Wherever a line below holds the word "порядок", copy that line.
** START OF Material supplied **
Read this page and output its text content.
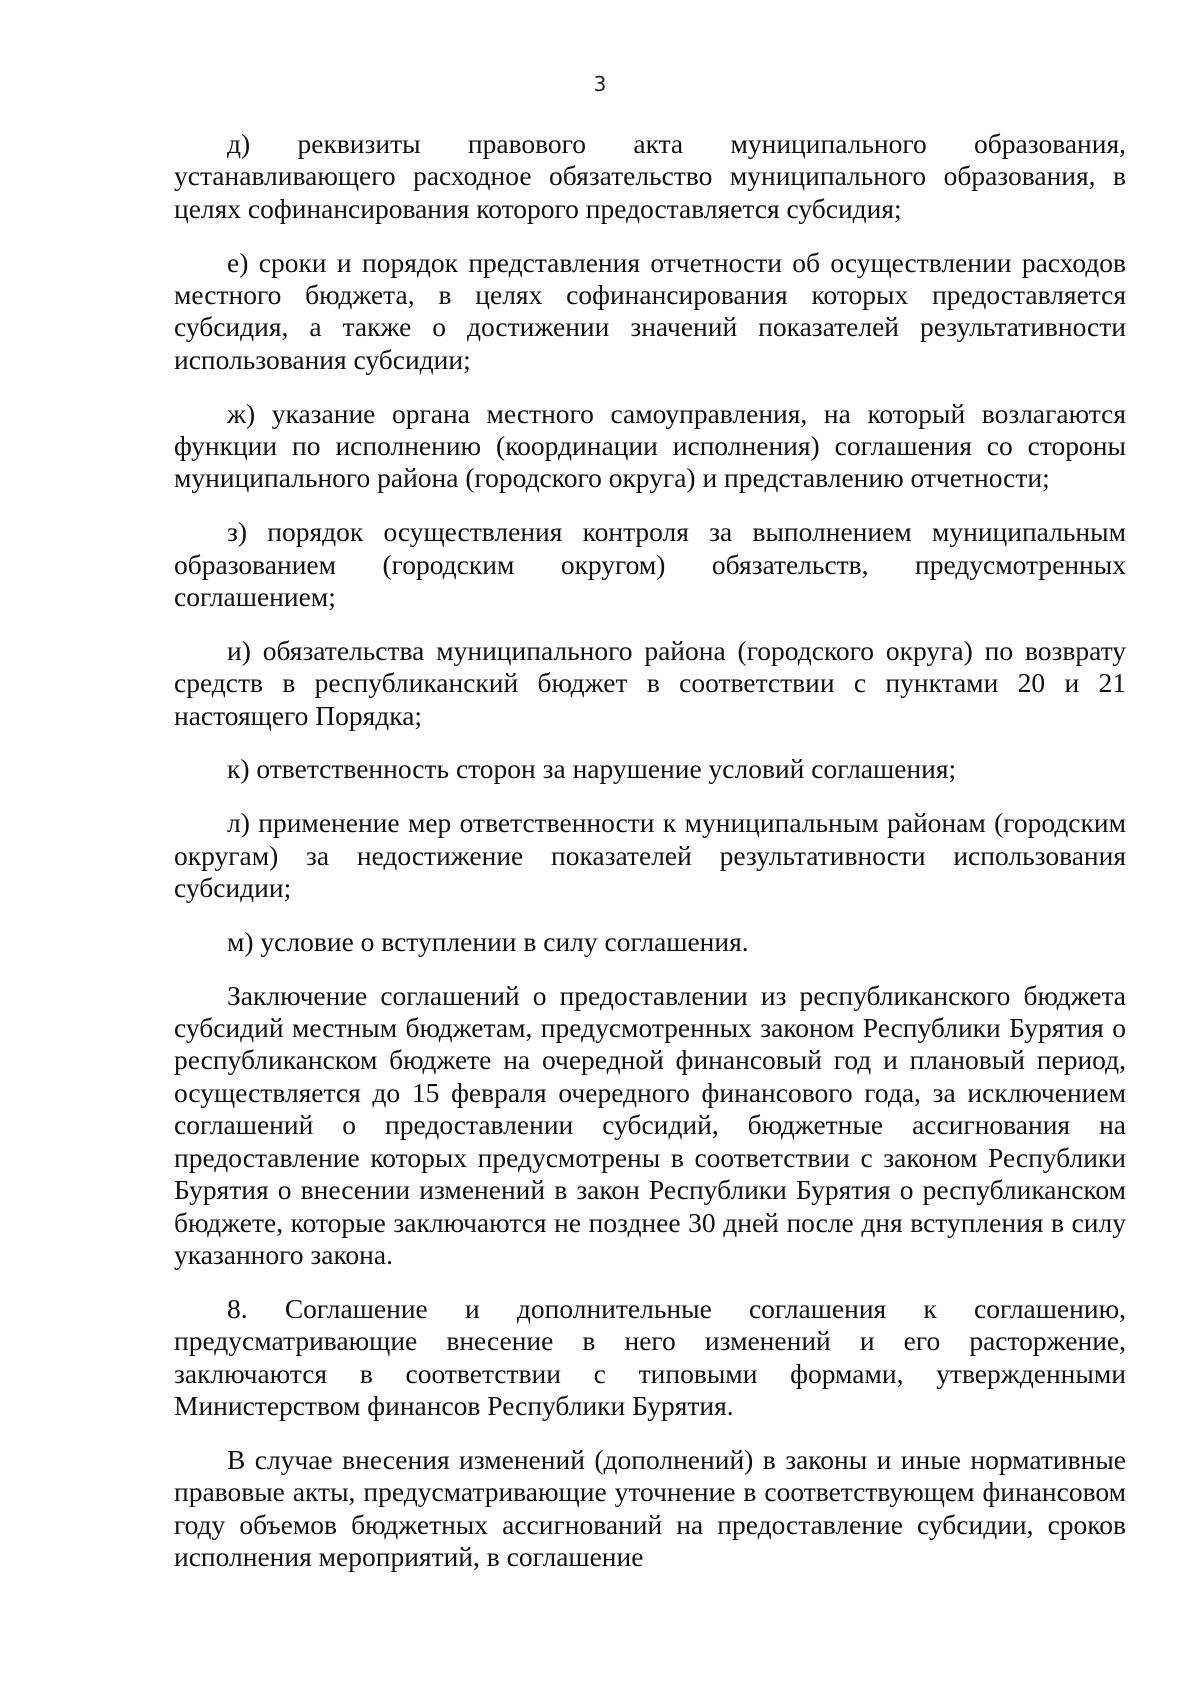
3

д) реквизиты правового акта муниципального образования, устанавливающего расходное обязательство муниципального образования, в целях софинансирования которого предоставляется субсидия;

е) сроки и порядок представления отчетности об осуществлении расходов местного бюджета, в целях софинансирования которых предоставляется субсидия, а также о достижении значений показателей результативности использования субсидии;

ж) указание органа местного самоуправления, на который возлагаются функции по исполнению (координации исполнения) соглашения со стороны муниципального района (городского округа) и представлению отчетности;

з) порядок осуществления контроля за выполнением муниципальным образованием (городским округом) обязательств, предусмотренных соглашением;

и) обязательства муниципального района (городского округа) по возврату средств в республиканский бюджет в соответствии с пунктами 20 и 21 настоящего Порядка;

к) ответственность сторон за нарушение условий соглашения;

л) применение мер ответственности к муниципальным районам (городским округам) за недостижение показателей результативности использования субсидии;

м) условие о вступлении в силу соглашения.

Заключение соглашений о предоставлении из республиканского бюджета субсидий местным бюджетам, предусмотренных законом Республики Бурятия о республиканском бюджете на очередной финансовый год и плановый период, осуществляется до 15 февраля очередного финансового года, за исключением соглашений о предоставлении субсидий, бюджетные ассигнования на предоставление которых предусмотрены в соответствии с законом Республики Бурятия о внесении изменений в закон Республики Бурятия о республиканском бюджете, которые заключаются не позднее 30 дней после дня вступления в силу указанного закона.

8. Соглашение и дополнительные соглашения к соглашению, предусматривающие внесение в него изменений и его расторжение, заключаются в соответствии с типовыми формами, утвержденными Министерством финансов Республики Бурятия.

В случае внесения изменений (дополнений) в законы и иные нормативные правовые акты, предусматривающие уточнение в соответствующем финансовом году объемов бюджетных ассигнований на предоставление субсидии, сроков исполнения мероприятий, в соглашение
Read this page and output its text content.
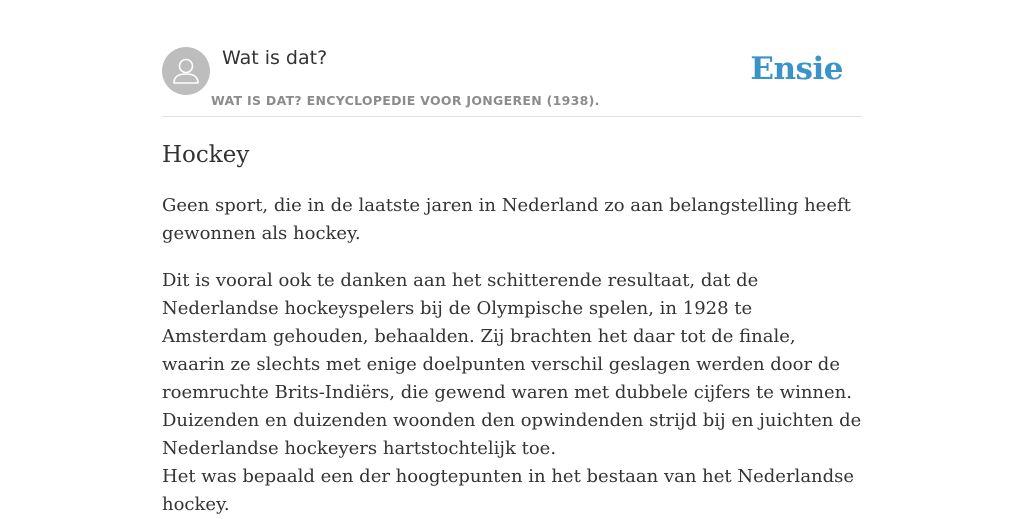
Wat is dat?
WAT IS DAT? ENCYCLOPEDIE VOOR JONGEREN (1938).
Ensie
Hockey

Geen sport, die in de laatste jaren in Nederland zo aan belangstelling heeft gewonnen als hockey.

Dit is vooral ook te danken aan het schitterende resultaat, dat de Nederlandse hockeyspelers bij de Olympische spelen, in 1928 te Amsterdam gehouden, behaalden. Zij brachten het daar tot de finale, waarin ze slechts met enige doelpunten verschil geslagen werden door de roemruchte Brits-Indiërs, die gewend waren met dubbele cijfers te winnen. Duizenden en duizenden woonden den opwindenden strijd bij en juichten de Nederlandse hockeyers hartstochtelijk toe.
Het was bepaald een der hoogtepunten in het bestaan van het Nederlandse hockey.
** END OF Material supplied **
## Exercise output
е) сроки и порядок представления отчетности об осуществлении расходов местного бюджета, в целях софинансирования которых предоставляется субсидия, а также о достижении значений показателей результативности использования субсидии;
з) порядок осуществления контроля за выполнением муниципальным образованием (городским округом) обязательств, предусмотренных соглашением;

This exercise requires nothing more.